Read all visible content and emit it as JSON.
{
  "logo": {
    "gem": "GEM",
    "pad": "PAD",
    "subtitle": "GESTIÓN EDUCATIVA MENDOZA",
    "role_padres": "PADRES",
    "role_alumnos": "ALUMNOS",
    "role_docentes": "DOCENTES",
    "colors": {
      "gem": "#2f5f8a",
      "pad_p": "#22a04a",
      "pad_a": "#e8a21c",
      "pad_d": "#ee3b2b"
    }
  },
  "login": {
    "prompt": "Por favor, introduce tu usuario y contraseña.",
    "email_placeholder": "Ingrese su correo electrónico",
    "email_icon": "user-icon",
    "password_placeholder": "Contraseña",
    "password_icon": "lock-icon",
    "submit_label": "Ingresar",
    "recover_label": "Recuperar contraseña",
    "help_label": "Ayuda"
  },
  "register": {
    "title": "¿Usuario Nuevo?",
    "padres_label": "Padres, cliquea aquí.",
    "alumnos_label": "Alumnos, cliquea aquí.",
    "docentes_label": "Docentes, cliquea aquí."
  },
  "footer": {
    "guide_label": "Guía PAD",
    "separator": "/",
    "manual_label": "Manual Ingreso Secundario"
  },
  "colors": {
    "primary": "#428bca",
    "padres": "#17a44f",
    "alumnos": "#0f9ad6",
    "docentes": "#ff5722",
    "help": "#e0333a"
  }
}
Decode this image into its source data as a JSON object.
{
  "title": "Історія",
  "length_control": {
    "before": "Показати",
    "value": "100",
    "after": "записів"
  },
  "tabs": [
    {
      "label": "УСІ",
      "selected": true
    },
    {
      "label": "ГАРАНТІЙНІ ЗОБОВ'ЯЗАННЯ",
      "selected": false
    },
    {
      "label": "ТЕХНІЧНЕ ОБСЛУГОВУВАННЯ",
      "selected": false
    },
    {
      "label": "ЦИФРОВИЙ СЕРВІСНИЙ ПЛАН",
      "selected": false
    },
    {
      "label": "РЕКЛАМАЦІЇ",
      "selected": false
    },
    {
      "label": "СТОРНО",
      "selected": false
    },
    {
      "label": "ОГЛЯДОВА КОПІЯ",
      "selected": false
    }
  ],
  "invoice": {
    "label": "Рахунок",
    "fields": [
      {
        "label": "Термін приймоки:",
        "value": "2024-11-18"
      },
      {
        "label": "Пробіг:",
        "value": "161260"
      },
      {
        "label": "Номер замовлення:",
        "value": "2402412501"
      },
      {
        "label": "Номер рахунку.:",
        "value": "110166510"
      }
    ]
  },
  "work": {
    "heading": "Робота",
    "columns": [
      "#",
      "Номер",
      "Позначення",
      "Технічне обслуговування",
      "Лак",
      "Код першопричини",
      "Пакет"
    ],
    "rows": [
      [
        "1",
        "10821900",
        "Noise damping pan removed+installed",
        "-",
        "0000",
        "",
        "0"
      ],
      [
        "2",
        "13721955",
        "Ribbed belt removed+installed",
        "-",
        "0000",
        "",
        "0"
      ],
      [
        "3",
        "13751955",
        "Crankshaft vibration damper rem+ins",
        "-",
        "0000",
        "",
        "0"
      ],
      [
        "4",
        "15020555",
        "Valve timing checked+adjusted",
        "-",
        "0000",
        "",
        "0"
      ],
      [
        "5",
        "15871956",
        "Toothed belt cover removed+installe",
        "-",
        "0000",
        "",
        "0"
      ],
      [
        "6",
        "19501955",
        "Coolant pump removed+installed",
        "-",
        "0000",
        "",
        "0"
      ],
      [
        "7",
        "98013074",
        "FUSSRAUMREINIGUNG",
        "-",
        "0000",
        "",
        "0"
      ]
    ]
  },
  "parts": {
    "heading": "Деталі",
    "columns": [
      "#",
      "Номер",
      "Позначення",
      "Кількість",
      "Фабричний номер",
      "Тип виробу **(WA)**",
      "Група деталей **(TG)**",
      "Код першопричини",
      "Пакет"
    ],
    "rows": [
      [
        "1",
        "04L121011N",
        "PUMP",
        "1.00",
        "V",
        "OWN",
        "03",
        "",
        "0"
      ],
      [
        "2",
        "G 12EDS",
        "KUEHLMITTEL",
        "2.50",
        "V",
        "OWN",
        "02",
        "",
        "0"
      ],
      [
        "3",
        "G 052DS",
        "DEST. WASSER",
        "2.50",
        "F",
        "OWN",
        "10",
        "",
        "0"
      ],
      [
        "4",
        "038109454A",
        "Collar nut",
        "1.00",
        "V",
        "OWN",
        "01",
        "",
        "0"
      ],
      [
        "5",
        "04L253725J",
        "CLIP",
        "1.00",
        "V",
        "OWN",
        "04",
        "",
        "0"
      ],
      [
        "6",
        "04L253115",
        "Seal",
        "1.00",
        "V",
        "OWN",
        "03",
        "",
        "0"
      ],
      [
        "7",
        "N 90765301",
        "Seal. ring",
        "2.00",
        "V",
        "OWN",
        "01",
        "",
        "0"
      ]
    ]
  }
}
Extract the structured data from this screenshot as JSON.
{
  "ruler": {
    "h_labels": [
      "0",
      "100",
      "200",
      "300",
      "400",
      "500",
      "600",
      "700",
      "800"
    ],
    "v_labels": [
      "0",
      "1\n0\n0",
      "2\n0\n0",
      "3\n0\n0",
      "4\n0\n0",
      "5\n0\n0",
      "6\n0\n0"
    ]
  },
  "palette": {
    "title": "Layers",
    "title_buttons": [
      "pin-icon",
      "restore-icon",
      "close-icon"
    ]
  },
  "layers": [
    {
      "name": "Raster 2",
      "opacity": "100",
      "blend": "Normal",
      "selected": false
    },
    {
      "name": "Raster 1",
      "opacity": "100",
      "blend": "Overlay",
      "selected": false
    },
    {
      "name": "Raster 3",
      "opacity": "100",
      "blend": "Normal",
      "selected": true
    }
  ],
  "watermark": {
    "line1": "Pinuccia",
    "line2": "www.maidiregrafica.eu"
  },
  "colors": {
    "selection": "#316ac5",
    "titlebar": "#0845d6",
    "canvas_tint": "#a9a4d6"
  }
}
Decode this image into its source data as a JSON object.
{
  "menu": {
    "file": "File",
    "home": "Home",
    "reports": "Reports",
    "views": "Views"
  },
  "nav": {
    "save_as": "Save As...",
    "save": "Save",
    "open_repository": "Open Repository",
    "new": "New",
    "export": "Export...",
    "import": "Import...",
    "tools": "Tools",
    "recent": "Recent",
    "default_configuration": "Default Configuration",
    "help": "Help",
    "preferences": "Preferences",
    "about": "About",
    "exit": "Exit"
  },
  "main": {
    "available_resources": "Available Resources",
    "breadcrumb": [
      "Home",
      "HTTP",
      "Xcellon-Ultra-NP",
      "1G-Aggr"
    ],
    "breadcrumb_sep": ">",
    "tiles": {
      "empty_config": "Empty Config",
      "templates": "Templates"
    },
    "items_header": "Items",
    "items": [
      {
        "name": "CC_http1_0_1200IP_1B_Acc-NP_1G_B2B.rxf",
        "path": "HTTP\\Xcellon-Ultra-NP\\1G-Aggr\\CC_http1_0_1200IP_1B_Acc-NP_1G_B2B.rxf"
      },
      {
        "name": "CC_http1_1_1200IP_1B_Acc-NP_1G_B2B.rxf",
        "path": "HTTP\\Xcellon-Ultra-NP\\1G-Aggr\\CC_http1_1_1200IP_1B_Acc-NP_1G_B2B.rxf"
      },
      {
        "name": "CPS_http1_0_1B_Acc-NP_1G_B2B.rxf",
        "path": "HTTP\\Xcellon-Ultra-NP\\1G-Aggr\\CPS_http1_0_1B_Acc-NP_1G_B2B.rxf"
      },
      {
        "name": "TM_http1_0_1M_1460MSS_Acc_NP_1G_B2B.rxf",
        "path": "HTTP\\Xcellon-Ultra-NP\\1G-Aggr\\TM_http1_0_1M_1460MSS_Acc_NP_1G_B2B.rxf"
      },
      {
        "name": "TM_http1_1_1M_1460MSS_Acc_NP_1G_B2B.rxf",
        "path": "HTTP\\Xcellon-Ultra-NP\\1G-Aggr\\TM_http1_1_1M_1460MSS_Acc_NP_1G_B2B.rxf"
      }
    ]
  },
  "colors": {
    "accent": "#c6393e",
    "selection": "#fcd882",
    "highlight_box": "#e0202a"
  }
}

# # # # # # #

Written exercise: Which lines contain the word "removed"? Copy each of them.

Right answer:
        "Noise damping pan removed+installed",
        "Ribbed belt removed+installed",
        "Toothed belt cover removed+installe",
        "Coolant pump removed+installed",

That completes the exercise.